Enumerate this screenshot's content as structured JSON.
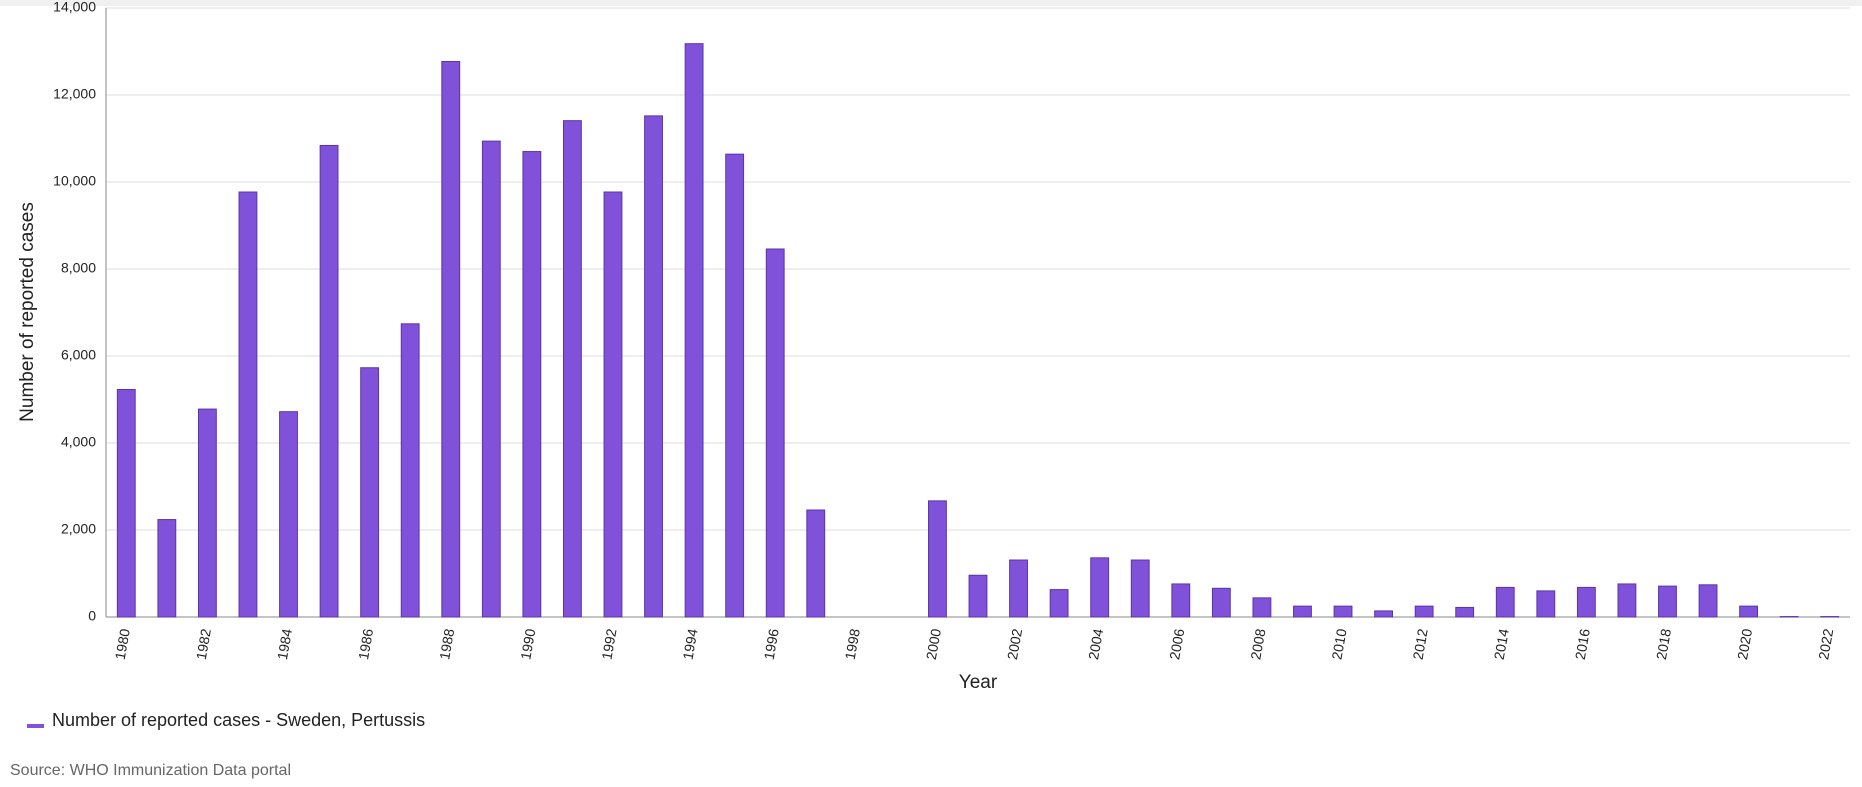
{
  "chart_data": {
    "type": "bar",
    "x_label": "Year",
    "y_label": "Number of reported cases",
    "categories": [
      "1980",
      null,
      "1982",
      null,
      "1984",
      null,
      "1986",
      null,
      "1988",
      null,
      "1990",
      null,
      "1992",
      null,
      "1994",
      null,
      "1996",
      null,
      "1998",
      null,
      "2000",
      null,
      "2002",
      null,
      "2004",
      null,
      "2006",
      null,
      "2008",
      null,
      "2010",
      null,
      "2012",
      null,
      "2014",
      null,
      "2016",
      null,
      "2018",
      null,
      "2020",
      null,
      "2022"
    ],
    "series": [
      {
        "name": "Number of reported cases - Sweden, Pertussis",
        "color": "#8052d9",
        "values": [
          5230,
          2240,
          4780,
          9770,
          4720,
          10840,
          5730,
          6740,
          12770,
          10940,
          10700,
          11410,
          9770,
          11520,
          13180,
          10640,
          8460,
          2460,
          null,
          null,
          2670,
          960,
          1310,
          630,
          1360,
          1310,
          760,
          660,
          440,
          250,
          250,
          140,
          250,
          220,
          680,
          600,
          680,
          760,
          710,
          740,
          250,
          10,
          10
        ]
      }
    ],
    "ylim": [
      0,
      14000
    ],
    "yticks": [
      0,
      {
        "value": 2000,
        "label": "2,000"
      },
      {
        "value": 4000,
        "label": "4,000"
      },
      {
        "value": 6000,
        "label": "6,000"
      },
      {
        "value": 8000,
        "label": "8,000"
      },
      {
        "value": 10000,
        "label": "10,000"
      },
      {
        "value": 12000,
        "label": "12,000"
      },
      {
        "value": 14000,
        "label": "14,000"
      }
    ],
    "grid": true,
    "legend": "bottom-left",
    "source": "Source: WHO Immunization Data portal"
  }
}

════

Return every line holding the word "Number" from the records.

    "y_label": "Number of reported cases",
        "name": "Number of reported cases - Sweden, Pertussis",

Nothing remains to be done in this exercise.